Dataset excerpts:
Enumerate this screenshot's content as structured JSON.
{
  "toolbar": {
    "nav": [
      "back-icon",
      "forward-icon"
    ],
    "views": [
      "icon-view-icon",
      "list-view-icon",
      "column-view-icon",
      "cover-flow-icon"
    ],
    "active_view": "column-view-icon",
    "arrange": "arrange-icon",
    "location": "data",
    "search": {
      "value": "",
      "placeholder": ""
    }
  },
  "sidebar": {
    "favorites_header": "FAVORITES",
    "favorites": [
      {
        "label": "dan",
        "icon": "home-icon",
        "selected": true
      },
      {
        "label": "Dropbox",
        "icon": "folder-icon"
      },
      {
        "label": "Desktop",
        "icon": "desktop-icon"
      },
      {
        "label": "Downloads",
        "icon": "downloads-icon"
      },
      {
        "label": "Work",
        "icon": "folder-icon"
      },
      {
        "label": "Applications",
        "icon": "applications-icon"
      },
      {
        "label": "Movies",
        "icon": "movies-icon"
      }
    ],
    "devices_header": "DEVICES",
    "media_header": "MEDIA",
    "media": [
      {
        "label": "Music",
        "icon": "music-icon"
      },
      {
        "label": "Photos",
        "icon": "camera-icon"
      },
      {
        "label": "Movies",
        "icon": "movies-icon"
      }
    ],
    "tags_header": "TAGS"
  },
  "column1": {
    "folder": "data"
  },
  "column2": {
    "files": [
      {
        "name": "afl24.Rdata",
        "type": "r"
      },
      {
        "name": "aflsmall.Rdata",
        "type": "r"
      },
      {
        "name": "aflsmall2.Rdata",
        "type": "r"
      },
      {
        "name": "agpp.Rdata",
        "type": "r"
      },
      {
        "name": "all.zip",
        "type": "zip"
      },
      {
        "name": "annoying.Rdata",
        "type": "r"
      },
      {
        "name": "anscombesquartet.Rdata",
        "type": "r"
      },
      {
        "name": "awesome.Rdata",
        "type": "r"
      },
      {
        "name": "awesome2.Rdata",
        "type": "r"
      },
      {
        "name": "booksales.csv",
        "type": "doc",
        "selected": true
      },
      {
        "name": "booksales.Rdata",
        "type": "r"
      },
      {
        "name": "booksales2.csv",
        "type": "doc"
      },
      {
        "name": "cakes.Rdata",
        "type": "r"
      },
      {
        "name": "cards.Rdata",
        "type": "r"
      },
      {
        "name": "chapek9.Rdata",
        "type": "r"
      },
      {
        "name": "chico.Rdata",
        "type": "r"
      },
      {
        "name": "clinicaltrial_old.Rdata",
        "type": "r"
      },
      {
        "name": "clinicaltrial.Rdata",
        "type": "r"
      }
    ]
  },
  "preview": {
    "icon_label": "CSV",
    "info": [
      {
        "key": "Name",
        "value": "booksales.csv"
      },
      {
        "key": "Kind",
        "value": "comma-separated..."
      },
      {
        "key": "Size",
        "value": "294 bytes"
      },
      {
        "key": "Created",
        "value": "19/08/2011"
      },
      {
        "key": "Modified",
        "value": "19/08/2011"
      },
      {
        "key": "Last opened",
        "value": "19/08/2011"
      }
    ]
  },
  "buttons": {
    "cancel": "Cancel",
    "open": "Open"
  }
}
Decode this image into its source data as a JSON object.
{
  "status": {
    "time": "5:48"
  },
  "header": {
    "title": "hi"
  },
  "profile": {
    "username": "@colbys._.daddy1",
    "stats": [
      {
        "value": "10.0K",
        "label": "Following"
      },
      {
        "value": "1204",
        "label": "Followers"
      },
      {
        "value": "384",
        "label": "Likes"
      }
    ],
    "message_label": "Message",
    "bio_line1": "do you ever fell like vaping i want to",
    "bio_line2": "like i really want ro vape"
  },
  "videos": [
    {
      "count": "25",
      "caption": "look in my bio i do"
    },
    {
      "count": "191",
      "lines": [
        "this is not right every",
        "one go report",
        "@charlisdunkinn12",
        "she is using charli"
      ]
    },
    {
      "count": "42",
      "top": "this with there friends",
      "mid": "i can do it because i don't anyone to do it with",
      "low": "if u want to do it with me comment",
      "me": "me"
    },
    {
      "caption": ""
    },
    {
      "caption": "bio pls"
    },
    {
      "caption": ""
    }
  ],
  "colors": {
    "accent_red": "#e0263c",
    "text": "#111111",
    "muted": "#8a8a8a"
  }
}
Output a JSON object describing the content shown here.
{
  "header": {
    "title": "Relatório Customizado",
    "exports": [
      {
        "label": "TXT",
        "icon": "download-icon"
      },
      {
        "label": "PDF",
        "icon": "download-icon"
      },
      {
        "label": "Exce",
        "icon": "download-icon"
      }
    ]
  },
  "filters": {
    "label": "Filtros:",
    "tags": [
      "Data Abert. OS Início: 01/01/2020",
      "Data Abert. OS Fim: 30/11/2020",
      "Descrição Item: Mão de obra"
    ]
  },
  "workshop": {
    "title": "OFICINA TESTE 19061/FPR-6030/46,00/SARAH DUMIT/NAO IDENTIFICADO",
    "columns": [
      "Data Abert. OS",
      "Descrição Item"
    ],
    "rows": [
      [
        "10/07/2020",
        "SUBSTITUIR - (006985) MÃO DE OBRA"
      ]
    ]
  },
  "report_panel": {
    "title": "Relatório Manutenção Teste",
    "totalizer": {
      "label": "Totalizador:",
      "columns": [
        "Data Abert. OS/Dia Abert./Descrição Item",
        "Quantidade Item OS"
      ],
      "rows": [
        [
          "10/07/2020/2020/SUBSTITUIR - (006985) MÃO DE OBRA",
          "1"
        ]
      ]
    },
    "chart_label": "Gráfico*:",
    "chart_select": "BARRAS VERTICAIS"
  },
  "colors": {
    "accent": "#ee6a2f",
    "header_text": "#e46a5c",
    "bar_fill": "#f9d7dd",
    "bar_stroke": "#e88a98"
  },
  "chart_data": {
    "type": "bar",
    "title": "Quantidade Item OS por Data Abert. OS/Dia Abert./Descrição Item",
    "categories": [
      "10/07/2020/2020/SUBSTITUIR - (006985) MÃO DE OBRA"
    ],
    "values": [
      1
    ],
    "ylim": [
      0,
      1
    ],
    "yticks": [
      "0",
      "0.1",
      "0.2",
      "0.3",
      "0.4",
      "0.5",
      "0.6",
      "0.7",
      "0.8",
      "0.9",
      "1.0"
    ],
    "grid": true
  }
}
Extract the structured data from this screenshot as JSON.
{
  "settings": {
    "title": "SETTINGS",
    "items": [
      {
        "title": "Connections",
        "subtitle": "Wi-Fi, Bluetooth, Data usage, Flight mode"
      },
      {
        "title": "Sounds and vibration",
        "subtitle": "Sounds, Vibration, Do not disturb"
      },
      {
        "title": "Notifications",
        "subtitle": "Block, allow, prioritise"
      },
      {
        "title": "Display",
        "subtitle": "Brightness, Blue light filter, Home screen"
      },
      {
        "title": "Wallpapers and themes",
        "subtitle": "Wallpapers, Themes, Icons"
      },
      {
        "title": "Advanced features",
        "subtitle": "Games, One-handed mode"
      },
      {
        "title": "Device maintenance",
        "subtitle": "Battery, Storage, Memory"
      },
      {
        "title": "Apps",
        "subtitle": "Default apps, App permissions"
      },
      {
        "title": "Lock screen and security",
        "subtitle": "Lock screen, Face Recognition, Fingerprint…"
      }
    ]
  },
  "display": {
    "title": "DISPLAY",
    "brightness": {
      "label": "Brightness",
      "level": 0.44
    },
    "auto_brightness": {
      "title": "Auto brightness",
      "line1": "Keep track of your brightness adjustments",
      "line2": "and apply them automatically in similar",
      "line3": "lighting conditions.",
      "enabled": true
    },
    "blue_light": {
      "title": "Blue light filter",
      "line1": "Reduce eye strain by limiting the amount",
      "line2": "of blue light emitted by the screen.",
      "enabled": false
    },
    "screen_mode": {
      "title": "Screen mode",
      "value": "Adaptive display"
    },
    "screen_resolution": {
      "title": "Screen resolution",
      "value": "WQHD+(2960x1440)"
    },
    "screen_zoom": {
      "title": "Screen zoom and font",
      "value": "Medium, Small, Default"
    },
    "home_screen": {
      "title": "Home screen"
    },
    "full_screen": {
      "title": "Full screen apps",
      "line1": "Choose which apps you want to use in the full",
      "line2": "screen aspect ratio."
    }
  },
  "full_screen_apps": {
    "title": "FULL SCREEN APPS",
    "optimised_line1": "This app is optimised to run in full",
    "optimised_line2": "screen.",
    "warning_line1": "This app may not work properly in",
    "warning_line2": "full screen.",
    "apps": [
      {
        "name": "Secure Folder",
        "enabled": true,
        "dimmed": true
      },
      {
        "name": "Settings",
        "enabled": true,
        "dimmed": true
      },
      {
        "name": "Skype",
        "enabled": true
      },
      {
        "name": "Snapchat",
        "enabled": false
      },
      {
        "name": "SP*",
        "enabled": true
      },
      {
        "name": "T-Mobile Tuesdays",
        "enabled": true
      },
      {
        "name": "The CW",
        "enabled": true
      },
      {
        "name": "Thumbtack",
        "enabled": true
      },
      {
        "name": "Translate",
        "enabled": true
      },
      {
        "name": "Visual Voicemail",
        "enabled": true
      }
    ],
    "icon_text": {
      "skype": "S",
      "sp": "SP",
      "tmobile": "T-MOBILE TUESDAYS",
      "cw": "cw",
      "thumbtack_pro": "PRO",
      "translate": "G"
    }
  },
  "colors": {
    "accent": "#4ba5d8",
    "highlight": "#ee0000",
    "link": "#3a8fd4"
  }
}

◆ **Request**: Identify each line of the material where the word "Relatório" shows up, and copy it.

◆ **Correct response**:
    "title": "Relatório Customizado",
    "title": "Relatório Manutenção Teste",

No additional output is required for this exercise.